WHAT TO WORK ON
Retype the data below without altering anything.

DATA LISTING
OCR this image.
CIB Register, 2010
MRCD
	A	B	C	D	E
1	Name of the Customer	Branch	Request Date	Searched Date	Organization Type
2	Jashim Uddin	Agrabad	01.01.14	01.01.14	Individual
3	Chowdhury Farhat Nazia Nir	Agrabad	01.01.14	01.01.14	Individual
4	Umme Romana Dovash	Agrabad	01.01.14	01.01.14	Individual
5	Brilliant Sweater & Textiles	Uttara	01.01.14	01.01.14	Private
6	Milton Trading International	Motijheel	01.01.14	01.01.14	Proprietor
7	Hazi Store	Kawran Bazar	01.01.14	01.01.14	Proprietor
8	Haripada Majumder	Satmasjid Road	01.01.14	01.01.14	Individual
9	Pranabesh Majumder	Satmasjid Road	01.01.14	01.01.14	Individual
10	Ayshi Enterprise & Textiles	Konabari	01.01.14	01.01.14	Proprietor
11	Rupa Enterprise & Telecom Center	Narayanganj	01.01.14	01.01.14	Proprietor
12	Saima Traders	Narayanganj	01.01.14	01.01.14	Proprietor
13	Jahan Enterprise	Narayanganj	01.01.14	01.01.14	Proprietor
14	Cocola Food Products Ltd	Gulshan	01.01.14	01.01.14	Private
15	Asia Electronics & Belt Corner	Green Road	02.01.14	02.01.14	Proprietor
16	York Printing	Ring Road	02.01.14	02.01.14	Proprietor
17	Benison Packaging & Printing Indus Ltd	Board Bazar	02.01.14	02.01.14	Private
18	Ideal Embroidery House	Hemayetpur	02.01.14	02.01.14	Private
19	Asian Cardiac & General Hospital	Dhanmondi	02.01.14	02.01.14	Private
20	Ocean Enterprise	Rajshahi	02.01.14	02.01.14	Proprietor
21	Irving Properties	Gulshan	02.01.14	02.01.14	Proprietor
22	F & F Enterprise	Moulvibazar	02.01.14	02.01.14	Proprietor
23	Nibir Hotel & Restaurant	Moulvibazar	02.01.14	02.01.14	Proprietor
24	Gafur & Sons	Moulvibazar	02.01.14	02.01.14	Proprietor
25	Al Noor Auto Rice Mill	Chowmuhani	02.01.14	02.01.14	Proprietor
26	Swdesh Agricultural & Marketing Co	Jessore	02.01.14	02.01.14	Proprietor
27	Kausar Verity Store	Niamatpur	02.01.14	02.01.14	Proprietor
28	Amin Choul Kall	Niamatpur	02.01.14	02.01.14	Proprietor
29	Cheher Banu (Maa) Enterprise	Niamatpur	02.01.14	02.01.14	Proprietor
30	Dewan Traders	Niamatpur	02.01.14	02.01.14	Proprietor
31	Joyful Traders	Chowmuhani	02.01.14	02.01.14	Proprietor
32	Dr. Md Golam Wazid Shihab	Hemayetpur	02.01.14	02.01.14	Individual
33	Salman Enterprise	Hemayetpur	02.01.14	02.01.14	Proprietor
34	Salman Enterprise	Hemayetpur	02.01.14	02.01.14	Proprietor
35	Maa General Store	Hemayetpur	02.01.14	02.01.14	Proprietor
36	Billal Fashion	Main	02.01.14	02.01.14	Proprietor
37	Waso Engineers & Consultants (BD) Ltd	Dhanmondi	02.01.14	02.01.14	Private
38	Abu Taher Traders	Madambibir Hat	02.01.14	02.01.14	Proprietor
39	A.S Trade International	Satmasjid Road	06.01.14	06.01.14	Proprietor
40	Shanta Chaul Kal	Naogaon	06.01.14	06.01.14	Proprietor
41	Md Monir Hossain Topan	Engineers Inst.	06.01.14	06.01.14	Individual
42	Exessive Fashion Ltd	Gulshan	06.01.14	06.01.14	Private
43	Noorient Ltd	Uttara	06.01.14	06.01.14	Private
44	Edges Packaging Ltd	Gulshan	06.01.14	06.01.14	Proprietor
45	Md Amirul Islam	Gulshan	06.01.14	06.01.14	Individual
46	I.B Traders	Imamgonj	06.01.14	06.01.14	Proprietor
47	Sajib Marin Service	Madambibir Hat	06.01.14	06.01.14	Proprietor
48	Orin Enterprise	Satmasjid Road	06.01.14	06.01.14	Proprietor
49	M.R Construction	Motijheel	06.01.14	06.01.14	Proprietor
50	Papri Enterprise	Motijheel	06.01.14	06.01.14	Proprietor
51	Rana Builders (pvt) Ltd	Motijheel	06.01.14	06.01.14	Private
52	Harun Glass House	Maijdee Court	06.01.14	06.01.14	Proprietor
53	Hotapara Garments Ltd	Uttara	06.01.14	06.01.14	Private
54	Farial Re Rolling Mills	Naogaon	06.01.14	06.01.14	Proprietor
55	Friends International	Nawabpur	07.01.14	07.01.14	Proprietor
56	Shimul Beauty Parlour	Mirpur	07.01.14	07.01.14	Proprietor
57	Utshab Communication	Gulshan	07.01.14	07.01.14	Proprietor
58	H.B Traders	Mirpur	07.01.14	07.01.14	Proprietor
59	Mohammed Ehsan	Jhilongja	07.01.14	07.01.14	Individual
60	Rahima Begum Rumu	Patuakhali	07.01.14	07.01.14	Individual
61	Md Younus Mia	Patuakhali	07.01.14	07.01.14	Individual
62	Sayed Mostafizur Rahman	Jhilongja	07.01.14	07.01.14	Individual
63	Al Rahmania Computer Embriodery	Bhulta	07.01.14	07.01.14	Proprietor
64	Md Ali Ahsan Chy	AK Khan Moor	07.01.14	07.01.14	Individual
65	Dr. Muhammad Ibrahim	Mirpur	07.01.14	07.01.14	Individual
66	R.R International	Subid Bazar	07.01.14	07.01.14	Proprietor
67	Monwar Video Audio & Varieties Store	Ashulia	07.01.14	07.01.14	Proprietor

SOLUTION TO THE EXERCISE
OCR this image.
CIB Register, 2010
MRCD
	A	B	C	D	E
1	Name of the Customer	Branch	Request Date	Searched Date	Organization Type
2	Jashim Uddin	Agrabad	01.01.14	01.01.14	Individual
3	Chowdhury Farhat Nazia Nir	Agrabad	01.01.14	01.01.14	Individual
4	Umme Romana Dovash	Agrabad	01.01.14	01.01.14	Individual
5	Brilliant Sweater & Textiles	Uttara	01.01.14	01.01.14	Private
6	Milton Trading International	Motijheel	01.01.14	01.01.14	Proprietor
7	Hazi Store	Kawran Bazar	01.01.14	01.01.14	Proprietor
8	Haripada Majumder	Satmasjid Road	01.01.14	01.01.14	Individual
9	Pranabesh Majumder	Satmasjid Road	01.01.14	01.01.14	Individual
10	Ayshi Enterprise & Textiles	Konabari	01.01.14	01.01.14	Proprietor
11	Rupa Enterprise & Telecom Center	Narayanganj	01.01.14	01.01.14	Proprietor
12	Saima Traders	Narayanganj	01.01.14	01.01.14	Proprietor
13	Jahan Enterprise	Narayanganj	01.01.14	01.01.14	Proprietor
14	Cocola Food Products Ltd	Gulshan	01.01.14	01.01.14	Private
15	Asia Electronics & Belt Corner	Green Road	02.01.14	02.01.14	Proprietor
16	York Printing	Ring Road	02.01.14	02.01.14	Proprietor
17	Benison Packaging & Printing Indus Ltd	Board Bazar	02.01.14	02.01.14	Private
18	Ideal Embroidery House	Hemayetpur	02.01.14	02.01.14	Private
19	Asian Cardiac & General Hospital	Dhanmondi	02.01.14	02.01.14	Private
20	Ocean Enterprise	Rajshahi	02.01.14	02.01.14	Proprietor
21	Irving Properties	Gulshan	02.01.14	02.01.14	Proprietor
22	F & F Enterprise	Moulvibazar	02.01.14	02.01.14	Proprietor
23	Nibir Hotel & Restaurant	Moulvibazar	02.01.14	02.01.14	Proprietor
24	Gafur & Sons	Moulvibazar	02.01.14	02.01.14	Proprietor
25	Al Noor Auto Rice Mill	Chowmuhani	02.01.14	02.01.14	Proprietor
26	Swdesh Agricultural & Marketing Co	Jessore	02.01.14	02.01.14	Proprietor
27	Kausar Verity Store	Niamatpur	02.01.14	02.01.14	Proprietor
28	Amin Choul Kall	Niamatpur	02.01.14	02.01.14	Proprietor
29	Cheher Banu (Maa) Enterprise	Niamatpur	02.01.14	02.01.14	Proprietor
30	Dewan Traders	Niamatpur	02.01.14	02.01.14	Proprietor
31	Joyful Traders	Chowmuhani	02.01.14	02.01.14	Proprietor
32	Dr. Md Golam Wazid Shihab	Hemayetpur	02.01.14	02.01.14	Individual
33	Salman Enterprise	Hemayetpur	02.01.14	02.01.14	Proprietor
34	Salman Enterprise	Hemayetpur	02.01.14	02.01.14	Proprietor
35	Maa General Store	Hemayetpur	02.01.14	02.01.14	Proprietor
36	Billal Fashion	Main	02.01.14	02.01.14	Proprietor
37	Waso Engineers & Consultants (BD) Ltd	Dhanmondi	02.01.14	02.01.14	Private
38	Abu Taher Traders	Madambibir Hat	02.01.14	02.01.14	Proprietor
39	A.S Trade International	Satmasjid Road	06.01.14	06.01.14	Proprietor
40	Shanta Chaul Kal	Naogaon	06.01.14	06.01.14	Proprietor
41	Md Monir Hossain Topan	Engineers Inst.	06.01.14	06.01.14	Individual
42	Exessive Fashion Ltd	Gulshan	06.01.14	06.01.14	Private
43	Noorient Ltd	Uttara	06.01.14	06.01.14	Private
44	Edges Packaging Ltd	Gulshan	06.01.14	06.01.14	Proprietor
45	Md Amirul Islam	Gulshan	06.01.14	06.01.14	Individual
46	I.B Traders	Imamgonj	06.01.14	06.01.14	Proprietor
47	Sajib Marin Service	Madambibir Hat	06.01.14	06.01.14	Proprietor
48	Orin Enterprise	Satmasjid Road	06.01.14	06.01.14	Proprietor
49	M.R Construction	Motijheel	06.01.14	06.01.14	Proprietor
50	Papri Enterprise	Motijheel	06.01.14	06.01.14	Proprietor
51	Rana Builders (pvt) Ltd	Motijheel	06.01.14	06.01.14	Private
52	Harun Glass House	Maijdee Court	06.01.14	06.01.14	Proprietor
53	Hotapara Garments Ltd	Uttara	06.01.14	06.01.14	Private
54	Farial Re Rolling Mills	Naogaon	06.01.14	06.01.14	Proprietor
55	Friends International	Nawabpur	07.01.14	07.01.14	Proprietor
56	Shimul Beauty Parlour	Mirpur	07.01.14	07.01.14	Proprietor
57	Utshab Communication	Gulshan	07.01.14	07.01.14	Proprietor
58	H.B Traders	Mirpur	07.01.14	07.01.14	Proprietor
59	Mohammed Ehsan	Jhilongja	07.01.14	07.01.14	Individual
60	Rahima Begum Rumu	Patuakhali	07.01.14	07.01.14	Individual
61	Md Younus Mia	Patuakhali	07.01.14	07.01.14	Individual
62	Sayed Mostafizur Rahman	Jhilongja	07.01.14	07.01.14	Individual
63	Al Rahmania Computer Embriodery	Bhulta	07.01.14	07.01.14	Proprietor
64	Md Ali Ahsan Chy	AK Khan Moor	07.01.14	07.01.14	Individual
65	Dr. Muhammad Ibrahim	Mirpur	07.01.14	07.01.14	Individual
66	R.R International	Subid Bazar	07.01.14	07.01.14	Proprietor
67	Monwar Video Audio & Varieties Store	Ashulia	07.01.14	07.01.14	Proprietor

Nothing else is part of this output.